- Task to carry out
Quote all of the entries word for word.

─── Excerpted records ───

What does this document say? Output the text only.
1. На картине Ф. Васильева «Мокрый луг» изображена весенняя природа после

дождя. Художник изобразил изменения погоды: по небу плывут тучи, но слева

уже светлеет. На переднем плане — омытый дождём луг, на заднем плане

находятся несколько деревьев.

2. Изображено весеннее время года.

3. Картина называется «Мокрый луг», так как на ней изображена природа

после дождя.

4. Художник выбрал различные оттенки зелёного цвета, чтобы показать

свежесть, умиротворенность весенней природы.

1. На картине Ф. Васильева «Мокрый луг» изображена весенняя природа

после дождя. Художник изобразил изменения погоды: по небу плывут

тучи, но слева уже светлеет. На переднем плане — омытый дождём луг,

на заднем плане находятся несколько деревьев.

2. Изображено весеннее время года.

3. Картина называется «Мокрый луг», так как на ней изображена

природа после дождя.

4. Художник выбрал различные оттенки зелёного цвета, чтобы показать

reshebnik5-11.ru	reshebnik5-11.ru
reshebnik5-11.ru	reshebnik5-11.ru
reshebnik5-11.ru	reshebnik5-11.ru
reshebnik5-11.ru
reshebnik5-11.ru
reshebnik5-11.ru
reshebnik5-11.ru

───

- Solution for this problem
What does this document say? Output the text only.
1. На картине Ф. Васильева «Мокрый луг» изображена весенняя природа после

дождя. Художник изобразил изменения погоды: по небу плывут тучи, но слева

уже светлеет. На переднем плане — омытый дождём луг, на заднем плане

находятся несколько деревьев.

2. Изображено весеннее время года.

3. Картина называется «Мокрый луг», так как на ней изображена природа

после дождя.

4. Художник выбрал различные оттенки зелёного цвета, чтобы показать

свежесть, умиротворенность весенней природы.

1. На картине Ф. Васильева «Мокрый луг» изображена весенняя природа

после дождя. Художник изобразил изменения погоды: по небу плывут

тучи, но слева уже светлеет. На переднем плане — омытый дождём луг,

на заднем плане находятся несколько деревьев.

2. Изображено весеннее время года.

3. Картина называется «Мокрый луг», так как на ней изображена

природа после дождя.

4. Художник выбрал различные оттенки зелёного цвета, чтобы показать

reshebnik5-11.ru	reshebnik5-11.ru
reshebnik5-11.ru	reshebnik5-11.ru
reshebnik5-11.ru	reshebnik5-11.ru
reshebnik5-11.ru
reshebnik5-11.ru
reshebnik5-11.ru
reshebnik5-11.ru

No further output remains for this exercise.